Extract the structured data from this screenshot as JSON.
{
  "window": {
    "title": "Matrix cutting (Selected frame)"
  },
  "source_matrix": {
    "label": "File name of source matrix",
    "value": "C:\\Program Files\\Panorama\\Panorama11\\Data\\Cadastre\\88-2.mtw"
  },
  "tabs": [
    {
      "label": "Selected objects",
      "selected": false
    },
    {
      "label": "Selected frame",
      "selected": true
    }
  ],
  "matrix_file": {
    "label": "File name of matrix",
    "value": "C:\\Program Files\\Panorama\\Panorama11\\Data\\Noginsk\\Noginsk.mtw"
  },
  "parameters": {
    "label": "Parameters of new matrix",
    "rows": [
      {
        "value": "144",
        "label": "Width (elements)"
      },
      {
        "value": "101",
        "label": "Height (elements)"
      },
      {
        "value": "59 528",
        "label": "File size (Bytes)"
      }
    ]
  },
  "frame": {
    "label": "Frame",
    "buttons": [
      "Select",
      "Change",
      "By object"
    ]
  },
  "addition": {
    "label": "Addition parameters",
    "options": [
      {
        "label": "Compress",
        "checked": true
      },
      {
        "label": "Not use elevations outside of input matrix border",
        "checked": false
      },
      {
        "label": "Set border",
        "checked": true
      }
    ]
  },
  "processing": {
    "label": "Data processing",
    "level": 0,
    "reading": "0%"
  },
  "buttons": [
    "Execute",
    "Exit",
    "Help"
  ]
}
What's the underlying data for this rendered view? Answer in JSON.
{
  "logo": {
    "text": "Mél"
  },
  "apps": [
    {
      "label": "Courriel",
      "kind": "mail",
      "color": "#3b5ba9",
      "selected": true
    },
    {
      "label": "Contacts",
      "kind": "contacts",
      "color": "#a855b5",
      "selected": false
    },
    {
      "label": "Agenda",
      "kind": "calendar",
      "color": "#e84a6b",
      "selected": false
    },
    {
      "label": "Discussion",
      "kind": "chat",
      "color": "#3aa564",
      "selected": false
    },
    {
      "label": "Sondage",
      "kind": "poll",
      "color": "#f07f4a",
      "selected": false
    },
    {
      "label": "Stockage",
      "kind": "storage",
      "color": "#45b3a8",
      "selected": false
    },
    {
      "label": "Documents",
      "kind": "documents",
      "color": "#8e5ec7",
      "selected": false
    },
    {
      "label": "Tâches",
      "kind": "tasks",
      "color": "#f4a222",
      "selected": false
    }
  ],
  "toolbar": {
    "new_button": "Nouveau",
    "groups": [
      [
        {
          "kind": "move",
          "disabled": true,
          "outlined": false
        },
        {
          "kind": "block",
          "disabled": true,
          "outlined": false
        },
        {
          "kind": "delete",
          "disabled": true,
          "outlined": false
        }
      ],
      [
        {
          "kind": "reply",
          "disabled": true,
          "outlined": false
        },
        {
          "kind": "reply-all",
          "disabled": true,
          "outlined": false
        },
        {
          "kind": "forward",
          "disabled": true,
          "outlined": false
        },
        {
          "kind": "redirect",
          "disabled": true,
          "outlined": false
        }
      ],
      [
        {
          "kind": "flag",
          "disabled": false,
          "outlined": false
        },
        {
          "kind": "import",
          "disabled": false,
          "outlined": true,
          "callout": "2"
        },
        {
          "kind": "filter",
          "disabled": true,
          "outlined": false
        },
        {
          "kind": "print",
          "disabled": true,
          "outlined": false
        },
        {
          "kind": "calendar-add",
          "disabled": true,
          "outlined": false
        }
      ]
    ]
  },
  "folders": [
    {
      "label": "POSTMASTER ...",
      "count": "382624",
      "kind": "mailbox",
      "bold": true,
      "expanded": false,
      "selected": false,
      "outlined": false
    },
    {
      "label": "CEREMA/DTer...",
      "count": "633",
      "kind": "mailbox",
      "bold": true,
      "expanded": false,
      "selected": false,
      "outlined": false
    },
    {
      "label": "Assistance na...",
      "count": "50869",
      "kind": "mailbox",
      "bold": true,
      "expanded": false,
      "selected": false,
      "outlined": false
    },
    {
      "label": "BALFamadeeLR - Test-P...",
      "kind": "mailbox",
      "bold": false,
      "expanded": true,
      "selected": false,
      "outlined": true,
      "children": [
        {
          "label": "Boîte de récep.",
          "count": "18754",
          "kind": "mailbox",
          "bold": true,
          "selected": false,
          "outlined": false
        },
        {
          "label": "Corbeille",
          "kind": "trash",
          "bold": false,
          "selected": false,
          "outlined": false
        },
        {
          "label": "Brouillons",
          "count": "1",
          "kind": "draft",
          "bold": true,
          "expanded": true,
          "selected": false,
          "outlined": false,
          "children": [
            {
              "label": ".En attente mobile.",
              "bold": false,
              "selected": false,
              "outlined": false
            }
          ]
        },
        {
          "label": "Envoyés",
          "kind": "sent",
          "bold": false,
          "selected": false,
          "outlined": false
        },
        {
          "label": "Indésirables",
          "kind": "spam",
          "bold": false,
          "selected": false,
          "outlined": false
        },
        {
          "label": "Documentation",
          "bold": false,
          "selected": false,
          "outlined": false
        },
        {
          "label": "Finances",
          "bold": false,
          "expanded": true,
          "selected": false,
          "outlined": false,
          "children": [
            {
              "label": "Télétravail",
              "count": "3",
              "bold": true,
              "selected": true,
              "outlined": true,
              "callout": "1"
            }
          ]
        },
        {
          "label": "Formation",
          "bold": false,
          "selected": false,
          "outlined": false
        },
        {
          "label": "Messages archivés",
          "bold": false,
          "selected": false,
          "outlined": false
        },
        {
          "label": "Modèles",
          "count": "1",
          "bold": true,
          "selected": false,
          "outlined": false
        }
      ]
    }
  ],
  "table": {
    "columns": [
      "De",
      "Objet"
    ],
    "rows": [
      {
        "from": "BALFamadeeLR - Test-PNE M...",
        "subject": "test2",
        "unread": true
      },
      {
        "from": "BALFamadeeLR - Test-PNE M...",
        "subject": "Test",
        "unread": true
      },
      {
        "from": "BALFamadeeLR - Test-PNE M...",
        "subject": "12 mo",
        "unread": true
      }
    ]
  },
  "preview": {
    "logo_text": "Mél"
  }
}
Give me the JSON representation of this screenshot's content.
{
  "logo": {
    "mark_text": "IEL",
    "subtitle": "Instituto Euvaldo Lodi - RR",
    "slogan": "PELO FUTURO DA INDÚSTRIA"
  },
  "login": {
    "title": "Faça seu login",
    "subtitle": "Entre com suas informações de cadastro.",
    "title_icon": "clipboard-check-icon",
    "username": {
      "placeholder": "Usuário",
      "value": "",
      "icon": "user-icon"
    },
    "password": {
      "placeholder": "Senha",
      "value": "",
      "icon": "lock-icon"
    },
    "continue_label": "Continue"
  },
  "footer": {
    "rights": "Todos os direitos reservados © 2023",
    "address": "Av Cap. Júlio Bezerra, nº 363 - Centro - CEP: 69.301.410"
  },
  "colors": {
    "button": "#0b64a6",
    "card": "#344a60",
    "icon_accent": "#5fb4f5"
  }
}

▸ **What the task requires**
Exactly reproduce every record.

▸ **The completed task**
Extract the structured data from this screenshot as JSON.
{
  "window": {
    "title": "Matrix cutting (Selected frame)"
  },
  "source_matrix": {
    "label": "File name of source matrix",
    "value": "C:\\Program Files\\Panorama\\Panorama11\\Data\\Cadastre\\88-2.mtw"
  },
  "tabs": [
    {
      "label": "Selected objects",
      "selected": false
    },
    {
      "label": "Selected frame",
      "selected": true
    }
  ],
  "matrix_file": {
    "label": "File name of matrix",
    "value": "C:\\Program Files\\Panorama\\Panorama11\\Data\\Noginsk\\Noginsk.mtw"
  },
  "parameters": {
    "label": "Parameters of new matrix",
    "rows": [
      {
        "value": "144",
        "label": "Width (elements)"
      },
      {
        "value": "101",
        "label": "Height (elements)"
      },
      {
        "value": "59 528",
        "label": "File size (Bytes)"
      }
    ]
  },
  "frame": {
    "label": "Frame",
    "buttons": [
      "Select",
      "Change",
      "By object"
    ]
  },
  "addition": {
    "label": "Addition parameters",
    "options": [
      {
        "label": "Compress",
        "checked": true
      },
      {
        "label": "Not use elevations outside of input matrix border",
        "checked": false
      },
      {
        "label": "Set border",
        "checked": true
      }
    ]
  },
  "processing": {
    "label": "Data processing",
    "level": 0,
    "reading": "0%"
  },
  "buttons": [
    "Execute",
    "Exit",
    "Help"
  ]
}
What's the underlying data for this rendered view? Answer in JSON.
{
  "logo": {
    "text": "Mél"
  },
  "apps": [
    {
      "label": "Courriel",
      "kind": "mail",
      "color": "#3b5ba9",
      "selected": true
    },
    {
      "label": "Contacts",
      "kind": "contacts",
      "color": "#a855b5",
      "selected": false
    },
    {
      "label": "Agenda",
      "kind": "calendar",
      "color": "#e84a6b",
      "selected": false
    },
    {
      "label": "Discussion",
      "kind": "chat",
      "color": "#3aa564",
      "selected": false
    },
    {
      "label": "Sondage",
      "kind": "poll",
      "color": "#f07f4a",
      "selected": false
    },
    {
      "label": "Stockage",
      "kind": "storage",
      "color": "#45b3a8",
      "selected": false
    },
    {
      "label": "Documents",
      "kind": "documents",
      "color": "#8e5ec7",
      "selected": false
    },
    {
      "label": "Tâches",
      "kind": "tasks",
      "color": "#f4a222",
      "selected": false
    }
  ],
  "toolbar": {
    "new_button": "Nouveau",
    "groups": [
      [
        {
          "kind": "move",
          "disabled": true,
          "outlined": false
        },
        {
          "kind": "block",
          "disabled": true,
          "outlined": false
        },
        {
          "kind": "delete",
          "disabled": true,
          "outlined": false
        }
      ],
      [
        {
          "kind": "reply",
          "disabled": true,
          "outlined": false
        },
        {
          "kind": "reply-all",
          "disabled": true,
          "outlined": false
        },
        {
          "kind": "forward",
          "disabled": true,
          "outlined": false
        },
        {
          "kind": "redirect",
          "disabled": true,
          "outlined": false
        }
      ],
      [
        {
          "kind": "flag",
          "disabled": false,
          "outlined": false
        },
        {
          "kind": "import",
          "disabled": false,
          "outlined": true,
          "callout": "2"
        },
        {
          "kind": "filter",
          "disabled": true,
          "outlined": false
        },
        {
          "kind": "print",
          "disabled": true,
          "outlined": false
        },
        {
          "kind": "calendar-add",
          "disabled": true,
          "outlined": false
        }
      ]
    ]
  },
  "folders": [
    {
      "label": "POSTMASTER ...",
      "count": "382624",
      "kind": "mailbox",
      "bold": true,
      "expanded": false,
      "selected": false,
      "outlined": false
    },
    {
      "label": "CEREMA/DTer...",
      "count": "633",
      "kind": "mailbox",
      "bold": true,
      "expanded": false,
      "selected": false,
      "outlined": false
    },
    {
      "label": "Assistance na...",
      "count": "50869",
      "kind": "mailbox",
      "bold": true,
      "expanded": false,
      "selected": false,
      "outlined": false
    },
    {
      "label": "BALFamadeeLR - Test-P...",
      "kind": "mailbox",
      "bold": false,
      "expanded": true,
      "selected": false,
      "outlined": true,
      "children": [
        {
          "label": "Boîte de récep.",
          "count": "18754",
          "kind": "mailbox",
          "bold": true,
          "selected": false,
          "outlined": false
        },
        {
          "label": "Corbeille",
          "kind": "trash",
          "bold": false,
          "selected": false,
          "outlined": false
        },
        {
          "label": "Brouillons",
          "count": "1",
          "kind": "draft",
          "bold": true,
          "expanded": true,
          "selected": false,
          "outlined": false,
          "children": [
            {
              "label": ".En attente mobile.",
              "bold": false,
              "selected": false,
              "outlined": false
            }
          ]
        },
        {
          "label": "Envoyés",
          "kind": "sent",
          "bold": false,
          "selected": false,
          "outlined": false
        },
        {
          "label": "Indésirables",
          "kind": "spam",
          "bold": false,
          "selected": false,
          "outlined": false
        },
        {
          "label": "Documentation",
          "bold": false,
          "selected": false,
          "outlined": false
        },
        {
          "label": "Finances",
          "bold": false,
          "expanded": true,
          "selected": false,
          "outlined": false,
          "children": [
            {
              "label": "Télétravail",
              "count": "3",
              "bold": true,
              "selected": true,
              "outlined": true,
              "callout": "1"
            }
          ]
        },
        {
          "label": "Formation",
          "bold": false,
          "selected": false,
          "outlined": false
        },
        {
          "label": "Messages archivés",
          "bold": false,
          "selected": false,
          "outlined": false
        },
        {
          "label": "Modèles",
          "count": "1",
          "bold": true,
          "selected": false,
          "outlined": false
        }
      ]
    }
  ],
  "table": {
    "columns": [
      "De",
      "Objet"
    ],
    "rows": [
      {
        "from": "BALFamadeeLR - Test-PNE M...",
        "subject": "test2",
        "unread": true
      },
      {
        "from": "BALFamadeeLR - Test-PNE M...",
        "subject": "Test",
        "unread": true
      },
      {
        "from": "BALFamadeeLR - Test-PNE M...",
        "subject": "12 mo",
        "unread": true
      }
    ]
  },
  "preview": {
    "logo_text": "Mél"
  }
}
Give me the JSON representation of this screenshot's content.
{
  "logo": {
    "mark_text": "IEL",
    "subtitle": "Instituto Euvaldo Lodi - RR",
    "slogan": "PELO FUTURO DA INDÚSTRIA"
  },
  "login": {
    "title": "Faça seu login",
    "subtitle": "Entre com suas informações de cadastro.",
    "title_icon": "clipboard-check-icon",
    "username": {
      "placeholder": "Usuário",
      "value": "",
      "icon": "user-icon"
    },
    "password": {
      "placeholder": "Senha",
      "value": "",
      "icon": "lock-icon"
    },
    "continue_label": "Continue"
  },
  "footer": {
    "rights": "Todos os direitos reservados © 2023",
    "address": "Av Cap. Júlio Bezerra, nº 363 - Centro - CEP: 69.301.410"
  },
  "colors": {
    "button": "#0b64a6",
    "card": "#344a60",
    "icon_accent": "#5fb4f5"
  }
}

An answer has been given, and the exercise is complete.